Data supplied:
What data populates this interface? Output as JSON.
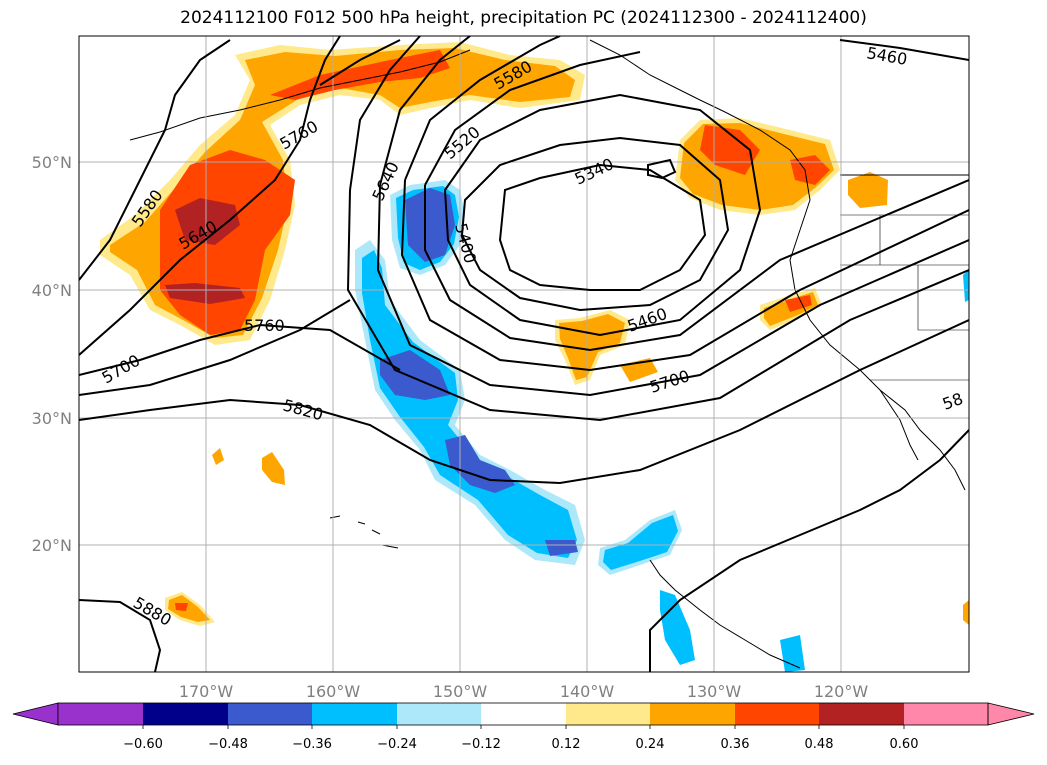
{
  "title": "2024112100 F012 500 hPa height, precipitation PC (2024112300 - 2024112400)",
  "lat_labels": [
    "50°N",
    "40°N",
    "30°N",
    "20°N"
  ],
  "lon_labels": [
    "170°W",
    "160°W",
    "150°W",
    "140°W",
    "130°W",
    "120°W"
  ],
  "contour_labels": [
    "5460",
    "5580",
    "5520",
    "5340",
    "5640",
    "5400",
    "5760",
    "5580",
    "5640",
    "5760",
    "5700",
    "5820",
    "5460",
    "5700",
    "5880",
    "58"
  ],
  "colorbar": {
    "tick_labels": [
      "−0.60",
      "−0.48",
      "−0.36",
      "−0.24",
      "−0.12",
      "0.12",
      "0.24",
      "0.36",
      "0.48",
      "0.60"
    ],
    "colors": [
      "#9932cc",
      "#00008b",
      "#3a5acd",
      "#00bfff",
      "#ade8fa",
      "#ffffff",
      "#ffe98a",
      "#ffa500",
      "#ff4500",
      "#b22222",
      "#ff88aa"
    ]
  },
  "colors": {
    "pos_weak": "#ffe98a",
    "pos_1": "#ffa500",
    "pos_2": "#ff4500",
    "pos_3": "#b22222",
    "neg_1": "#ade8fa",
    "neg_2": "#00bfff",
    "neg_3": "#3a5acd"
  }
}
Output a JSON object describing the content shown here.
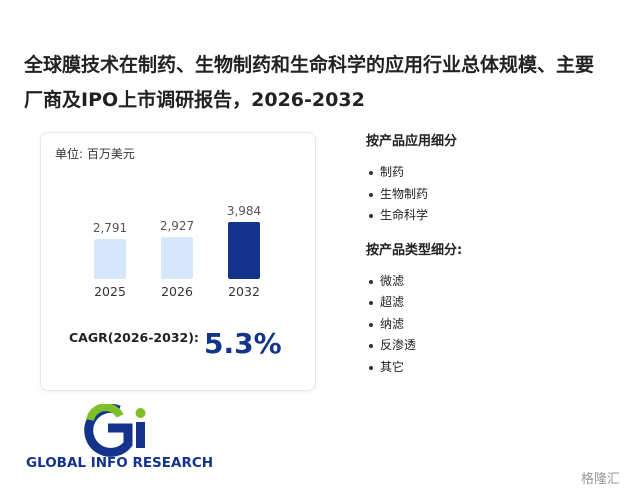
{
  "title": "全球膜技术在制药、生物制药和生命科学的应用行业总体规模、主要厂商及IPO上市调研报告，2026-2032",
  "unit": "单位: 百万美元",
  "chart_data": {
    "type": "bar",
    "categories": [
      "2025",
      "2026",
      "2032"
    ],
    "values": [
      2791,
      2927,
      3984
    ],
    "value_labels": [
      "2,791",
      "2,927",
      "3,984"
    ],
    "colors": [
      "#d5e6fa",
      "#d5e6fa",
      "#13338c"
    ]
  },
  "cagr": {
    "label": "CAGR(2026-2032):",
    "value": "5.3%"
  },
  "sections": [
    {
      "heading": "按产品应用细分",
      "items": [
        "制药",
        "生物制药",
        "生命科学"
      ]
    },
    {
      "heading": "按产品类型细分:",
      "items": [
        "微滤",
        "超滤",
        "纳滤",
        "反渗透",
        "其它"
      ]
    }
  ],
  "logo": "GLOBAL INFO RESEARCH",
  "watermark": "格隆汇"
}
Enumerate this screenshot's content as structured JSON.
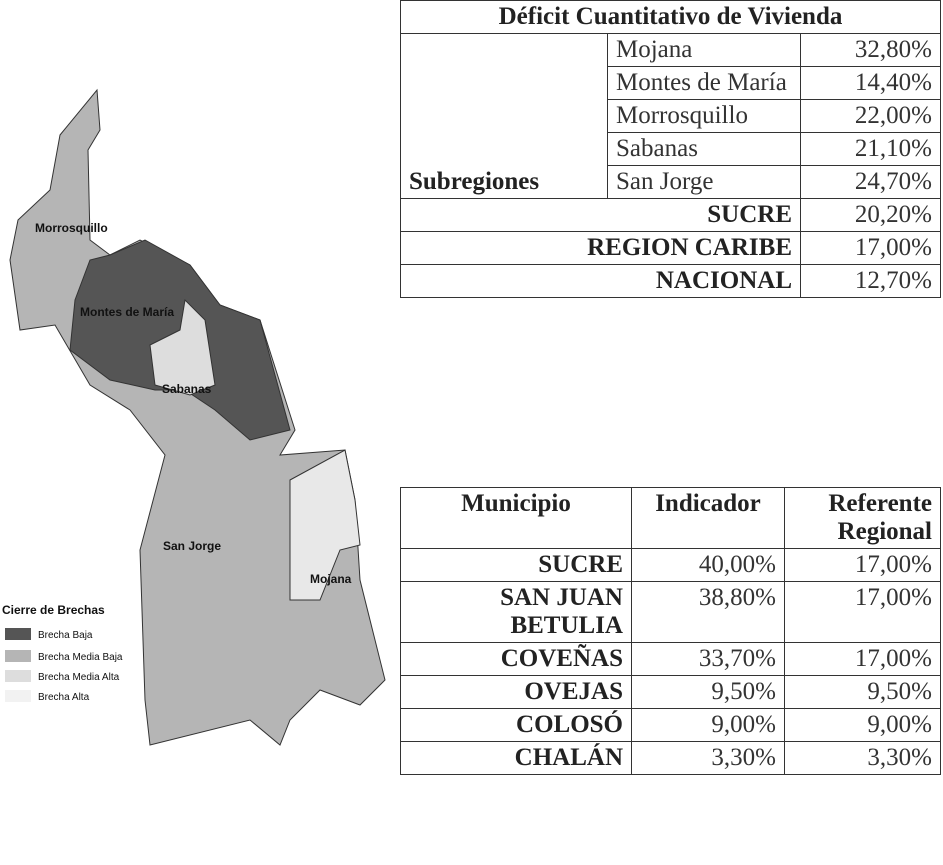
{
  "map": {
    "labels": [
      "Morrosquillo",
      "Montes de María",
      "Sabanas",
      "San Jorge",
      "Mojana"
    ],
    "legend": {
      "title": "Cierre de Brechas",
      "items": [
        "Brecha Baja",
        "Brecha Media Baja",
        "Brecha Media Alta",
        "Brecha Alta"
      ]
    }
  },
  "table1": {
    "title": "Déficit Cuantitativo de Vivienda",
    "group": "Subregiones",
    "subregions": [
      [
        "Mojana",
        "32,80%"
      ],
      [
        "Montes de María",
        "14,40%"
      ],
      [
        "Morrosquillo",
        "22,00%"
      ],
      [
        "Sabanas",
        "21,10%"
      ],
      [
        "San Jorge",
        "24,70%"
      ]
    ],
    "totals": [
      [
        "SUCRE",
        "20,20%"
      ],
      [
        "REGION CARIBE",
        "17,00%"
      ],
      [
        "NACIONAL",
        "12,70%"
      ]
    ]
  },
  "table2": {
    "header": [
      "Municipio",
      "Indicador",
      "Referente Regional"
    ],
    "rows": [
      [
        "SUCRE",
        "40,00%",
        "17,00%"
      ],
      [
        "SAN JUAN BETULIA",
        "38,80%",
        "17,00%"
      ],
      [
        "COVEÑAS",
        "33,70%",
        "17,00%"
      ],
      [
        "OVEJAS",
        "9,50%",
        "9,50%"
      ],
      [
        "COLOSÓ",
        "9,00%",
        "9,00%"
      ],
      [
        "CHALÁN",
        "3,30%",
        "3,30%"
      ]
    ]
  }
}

Work required: Restate the listing above word for word, and skip the pictures.

Response to the task:
What data populates this interface? Output as JSON.
{
  "title": "2024112100 F012 500 hPa height, precipitation PC (2024112300 - 2024112400)",
  "lat_labels": [
    "50°N",
    "40°N",
    "30°N",
    "20°N"
  ],
  "lon_labels": [
    "170°W",
    "160°W",
    "150°W",
    "140°W",
    "130°W",
    "120°W"
  ],
  "contour_labels": [
    "5460",
    "5580",
    "5520",
    "5340",
    "5640",
    "5400",
    "5760",
    "5580",
    "5640",
    "5760",
    "5700",
    "5820",
    "5460",
    "5700",
    "5880",
    "58"
  ],
  "colorbar": {
    "tick_labels": [
      "−0.60",
      "−0.48",
      "−0.36",
      "−0.24",
      "−0.12",
      "0.12",
      "0.24",
      "0.36",
      "0.48",
      "0.60"
    ],
    "colors": [
      "#9932cc",
      "#00008b",
      "#3a5acd",
      "#00bfff",
      "#ade8fa",
      "#ffffff",
      "#ffe98a",
      "#ffa500",
      "#ff4500",
      "#b22222",
      "#ff88aa"
    ]
  },
  "colors": {
    "pos_weak": "#ffe98a",
    "pos_1": "#ffa500",
    "pos_2": "#ff4500",
    "pos_3": "#b22222",
    "neg_1": "#ade8fa",
    "neg_2": "#00bfff",
    "neg_3": "#3a5acd"
  }
}
Output a JSON object describing the content shown here.
{
  "title": "全球膜技术在制药、生物制药和生命科学的应用行业总体规模、主要厂商及IPO上市调研报告，2026-2032",
  "unit": "单位: 百万美元",
  "chart_data": {
    "type": "bar",
    "categories": [
      "2025",
      "2026",
      "2032"
    ],
    "values": [
      2791,
      2927,
      3984
    ],
    "value_labels": [
      "2,791",
      "2,927",
      "3,984"
    ],
    "colors": [
      "#d5e6fa",
      "#d5e6fa",
      "#13338c"
    ]
  },
  "cagr": {
    "label": "CAGR(2026-2032):",
    "value": "5.3%"
  },
  "sections": [
    {
      "heading": "按产品应用细分",
      "items": [
        "制药",
        "生物制药",
        "生命科学"
      ]
    },
    {
      "heading": "按产品类型细分:",
      "items": [
        "微滤",
        "超滤",
        "纳滤",
        "反渗透",
        "其它"
      ]
    }
  ],
  "logo": "GLOBAL INFO RESEARCH",
  "watermark": "格隆汇"
}
Enumerate this screenshot's content as structured JSON.
{
  "map": {
    "labels": [
      "Morrosquillo",
      "Montes de María",
      "Sabanas",
      "San Jorge",
      "Mojana"
    ],
    "legend": {
      "title": "Cierre de Brechas",
      "items": [
        "Brecha Baja",
        "Brecha Media Baja",
        "Brecha Media Alta",
        "Brecha Alta"
      ]
    }
  },
  "table1": {
    "title": "Déficit Cuantitativo de Vivienda",
    "group": "Subregiones",
    "subregions": [
      [
        "Mojana",
        "32,80%"
      ],
      [
        "Montes de María",
        "14,40%"
      ],
      [
        "Morrosquillo",
        "22,00%"
      ],
      [
        "Sabanas",
        "21,10%"
      ],
      [
        "San Jorge",
        "24,70%"
      ]
    ],
    "totals": [
      [
        "SUCRE",
        "20,20%"
      ],
      [
        "REGION CARIBE",
        "17,00%"
      ],
      [
        "NACIONAL",
        "12,70%"
      ]
    ]
  },
  "table2": {
    "header": [
      "Municipio",
      "Indicador",
      "Referente Regional"
    ],
    "rows": [
      [
        "SUCRE",
        "40,00%",
        "17,00%"
      ],
      [
        "SAN JUAN BETULIA",
        "38,80%",
        "17,00%"
      ],
      [
        "COVEÑAS",
        "33,70%",
        "17,00%"
      ],
      [
        "OVEJAS",
        "9,50%",
        "9,50%"
      ],
      [
        "COLOSÓ",
        "9,00%",
        "9,00%"
      ],
      [
        "CHALÁN",
        "3,30%",
        "3,30%"
      ]
    ]
  }
}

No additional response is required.